## START

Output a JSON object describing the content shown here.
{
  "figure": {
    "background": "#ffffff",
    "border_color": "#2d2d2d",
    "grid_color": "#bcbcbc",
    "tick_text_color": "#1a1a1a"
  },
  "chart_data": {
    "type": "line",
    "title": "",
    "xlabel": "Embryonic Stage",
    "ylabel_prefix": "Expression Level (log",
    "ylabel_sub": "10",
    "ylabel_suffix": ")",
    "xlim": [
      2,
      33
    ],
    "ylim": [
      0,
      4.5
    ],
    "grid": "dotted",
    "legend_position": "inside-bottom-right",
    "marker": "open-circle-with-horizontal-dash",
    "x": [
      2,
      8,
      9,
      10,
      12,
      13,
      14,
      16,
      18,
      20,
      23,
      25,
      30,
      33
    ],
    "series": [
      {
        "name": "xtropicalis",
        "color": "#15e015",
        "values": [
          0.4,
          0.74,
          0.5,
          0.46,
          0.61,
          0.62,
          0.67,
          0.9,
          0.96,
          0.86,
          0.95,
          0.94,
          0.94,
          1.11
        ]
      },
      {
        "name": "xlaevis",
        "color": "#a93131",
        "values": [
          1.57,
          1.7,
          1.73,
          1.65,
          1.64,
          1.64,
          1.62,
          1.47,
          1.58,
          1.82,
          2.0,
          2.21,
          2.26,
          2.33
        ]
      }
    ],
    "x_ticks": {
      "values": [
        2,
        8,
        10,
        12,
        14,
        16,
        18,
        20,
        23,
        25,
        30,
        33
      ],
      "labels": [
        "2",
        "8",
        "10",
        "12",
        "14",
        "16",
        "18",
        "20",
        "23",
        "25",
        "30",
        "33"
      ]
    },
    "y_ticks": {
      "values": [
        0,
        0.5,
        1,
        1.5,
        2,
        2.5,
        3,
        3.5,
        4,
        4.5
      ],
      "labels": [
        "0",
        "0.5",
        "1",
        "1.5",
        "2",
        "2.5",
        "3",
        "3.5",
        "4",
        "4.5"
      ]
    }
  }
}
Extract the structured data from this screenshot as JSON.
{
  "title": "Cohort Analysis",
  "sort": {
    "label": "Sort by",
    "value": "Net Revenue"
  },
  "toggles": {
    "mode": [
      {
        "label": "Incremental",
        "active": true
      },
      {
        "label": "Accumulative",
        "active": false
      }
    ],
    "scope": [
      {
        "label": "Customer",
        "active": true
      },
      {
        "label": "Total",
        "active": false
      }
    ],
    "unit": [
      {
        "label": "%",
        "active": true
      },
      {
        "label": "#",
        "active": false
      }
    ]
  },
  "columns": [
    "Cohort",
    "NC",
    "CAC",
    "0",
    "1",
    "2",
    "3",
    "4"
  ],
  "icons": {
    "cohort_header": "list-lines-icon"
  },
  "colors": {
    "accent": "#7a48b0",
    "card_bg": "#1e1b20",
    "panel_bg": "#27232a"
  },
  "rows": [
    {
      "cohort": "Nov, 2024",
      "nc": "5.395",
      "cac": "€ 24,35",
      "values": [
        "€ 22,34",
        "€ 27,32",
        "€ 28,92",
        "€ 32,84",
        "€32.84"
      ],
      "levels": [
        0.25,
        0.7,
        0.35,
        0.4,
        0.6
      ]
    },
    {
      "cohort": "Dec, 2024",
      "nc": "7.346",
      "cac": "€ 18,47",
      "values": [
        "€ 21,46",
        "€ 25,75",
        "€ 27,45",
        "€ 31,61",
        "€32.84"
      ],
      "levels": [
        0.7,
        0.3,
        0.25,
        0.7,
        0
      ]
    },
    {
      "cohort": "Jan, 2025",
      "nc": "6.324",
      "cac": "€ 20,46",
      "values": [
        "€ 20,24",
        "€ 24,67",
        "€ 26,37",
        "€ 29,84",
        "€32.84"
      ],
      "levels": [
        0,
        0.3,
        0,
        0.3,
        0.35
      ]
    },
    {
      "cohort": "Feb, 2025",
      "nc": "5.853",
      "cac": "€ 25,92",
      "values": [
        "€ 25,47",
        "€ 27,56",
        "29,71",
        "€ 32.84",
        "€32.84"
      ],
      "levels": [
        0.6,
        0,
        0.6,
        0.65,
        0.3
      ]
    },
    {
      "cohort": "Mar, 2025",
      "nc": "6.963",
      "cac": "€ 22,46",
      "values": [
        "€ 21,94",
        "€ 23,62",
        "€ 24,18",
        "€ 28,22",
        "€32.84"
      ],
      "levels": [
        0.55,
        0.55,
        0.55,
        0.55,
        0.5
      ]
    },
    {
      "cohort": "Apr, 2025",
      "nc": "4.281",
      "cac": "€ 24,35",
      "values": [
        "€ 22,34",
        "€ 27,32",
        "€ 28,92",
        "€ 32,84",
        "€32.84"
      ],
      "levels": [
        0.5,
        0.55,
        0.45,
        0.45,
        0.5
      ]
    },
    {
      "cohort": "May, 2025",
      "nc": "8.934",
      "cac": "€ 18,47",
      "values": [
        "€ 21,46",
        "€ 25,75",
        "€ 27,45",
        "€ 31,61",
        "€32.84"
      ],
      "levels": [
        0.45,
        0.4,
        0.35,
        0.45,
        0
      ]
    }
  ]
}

## END

* **Task objective**
Go through the listing above and restate it word for word.

* **Result for this exercise**
Output a JSON object describing the content shown here.
{
  "figure": {
    "background": "#ffffff",
    "border_color": "#2d2d2d",
    "grid_color": "#bcbcbc",
    "tick_text_color": "#1a1a1a"
  },
  "chart_data": {
    "type": "line",
    "title": "",
    "xlabel": "Embryonic Stage",
    "ylabel_prefix": "Expression Level (log",
    "ylabel_sub": "10",
    "ylabel_suffix": ")",
    "xlim": [
      2,
      33
    ],
    "ylim": [
      0,
      4.5
    ],
    "grid": "dotted",
    "legend_position": "inside-bottom-right",
    "marker": "open-circle-with-horizontal-dash",
    "x": [
      2,
      8,
      9,
      10,
      12,
      13,
      14,
      16,
      18,
      20,
      23,
      25,
      30,
      33
    ],
    "series": [
      {
        "name": "xtropicalis",
        "color": "#15e015",
        "values": [
          0.4,
          0.74,
          0.5,
          0.46,
          0.61,
          0.62,
          0.67,
          0.9,
          0.96,
          0.86,
          0.95,
          0.94,
          0.94,
          1.11
        ]
      },
      {
        "name": "xlaevis",
        "color": "#a93131",
        "values": [
          1.57,
          1.7,
          1.73,
          1.65,
          1.64,
          1.64,
          1.62,
          1.47,
          1.58,
          1.82,
          2.0,
          2.21,
          2.26,
          2.33
        ]
      }
    ],
    "x_ticks": {
      "values": [
        2,
        8,
        10,
        12,
        14,
        16,
        18,
        20,
        23,
        25,
        30,
        33
      ],
      "labels": [
        "2",
        "8",
        "10",
        "12",
        "14",
        "16",
        "18",
        "20",
        "23",
        "25",
        "30",
        "33"
      ]
    },
    "y_ticks": {
      "values": [
        0,
        0.5,
        1,
        1.5,
        2,
        2.5,
        3,
        3.5,
        4,
        4.5
      ],
      "labels": [
        "0",
        "0.5",
        "1",
        "1.5",
        "2",
        "2.5",
        "3",
        "3.5",
        "4",
        "4.5"
      ]
    }
  }
}
Extract the structured data from this screenshot as JSON.
{
  "title": "Cohort Analysis",
  "sort": {
    "label": "Sort by",
    "value": "Net Revenue"
  },
  "toggles": {
    "mode": [
      {
        "label": "Incremental",
        "active": true
      },
      {
        "label": "Accumulative",
        "active": false
      }
    ],
    "scope": [
      {
        "label": "Customer",
        "active": true
      },
      {
        "label": "Total",
        "active": false
      }
    ],
    "unit": [
      {
        "label": "%",
        "active": true
      },
      {
        "label": "#",
        "active": false
      }
    ]
  },
  "columns": [
    "Cohort",
    "NC",
    "CAC",
    "0",
    "1",
    "2",
    "3",
    "4"
  ],
  "icons": {
    "cohort_header": "list-lines-icon"
  },
  "colors": {
    "accent": "#7a48b0",
    "card_bg": "#1e1b20",
    "panel_bg": "#27232a"
  },
  "rows": [
    {
      "cohort": "Nov, 2024",
      "nc": "5.395",
      "cac": "€ 24,35",
      "values": [
        "€ 22,34",
        "€ 27,32",
        "€ 28,92",
        "€ 32,84",
        "€32.84"
      ],
      "levels": [
        0.25,
        0.7,
        0.35,
        0.4,
        0.6
      ]
    },
    {
      "cohort": "Dec, 2024",
      "nc": "7.346",
      "cac": "€ 18,47",
      "values": [
        "€ 21,46",
        "€ 25,75",
        "€ 27,45",
        "€ 31,61",
        "€32.84"
      ],
      "levels": [
        0.7,
        0.3,
        0.25,
        0.7,
        0
      ]
    },
    {
      "cohort": "Jan, 2025",
      "nc": "6.324",
      "cac": "€ 20,46",
      "values": [
        "€ 20,24",
        "€ 24,67",
        "€ 26,37",
        "€ 29,84",
        "€32.84"
      ],
      "levels": [
        0,
        0.3,
        0,
        0.3,
        0.35
      ]
    },
    {
      "cohort": "Feb, 2025",
      "nc": "5.853",
      "cac": "€ 25,92",
      "values": [
        "€ 25,47",
        "€ 27,56",
        "29,71",
        "€ 32.84",
        "€32.84"
      ],
      "levels": [
        0.6,
        0,
        0.6,
        0.65,
        0.3
      ]
    },
    {
      "cohort": "Mar, 2025",
      "nc": "6.963",
      "cac": "€ 22,46",
      "values": [
        "€ 21,94",
        "€ 23,62",
        "€ 24,18",
        "€ 28,22",
        "€32.84"
      ],
      "levels": [
        0.55,
        0.55,
        0.55,
        0.55,
        0.5
      ]
    },
    {
      "cohort": "Apr, 2025",
      "nc": "4.281",
      "cac": "€ 24,35",
      "values": [
        "€ 22,34",
        "€ 27,32",
        "€ 28,92",
        "€ 32,84",
        "€32.84"
      ],
      "levels": [
        0.5,
        0.55,
        0.45,
        0.45,
        0.5
      ]
    },
    {
      "cohort": "May, 2025",
      "nc": "8.934",
      "cac": "€ 18,47",
      "values": [
        "€ 21,46",
        "€ 25,75",
        "€ 27,45",
        "€ 31,61",
        "€32.84"
      ],
      "levels": [
        0.45,
        0.4,
        0.35,
        0.45,
        0
      ]
    }
  ]
}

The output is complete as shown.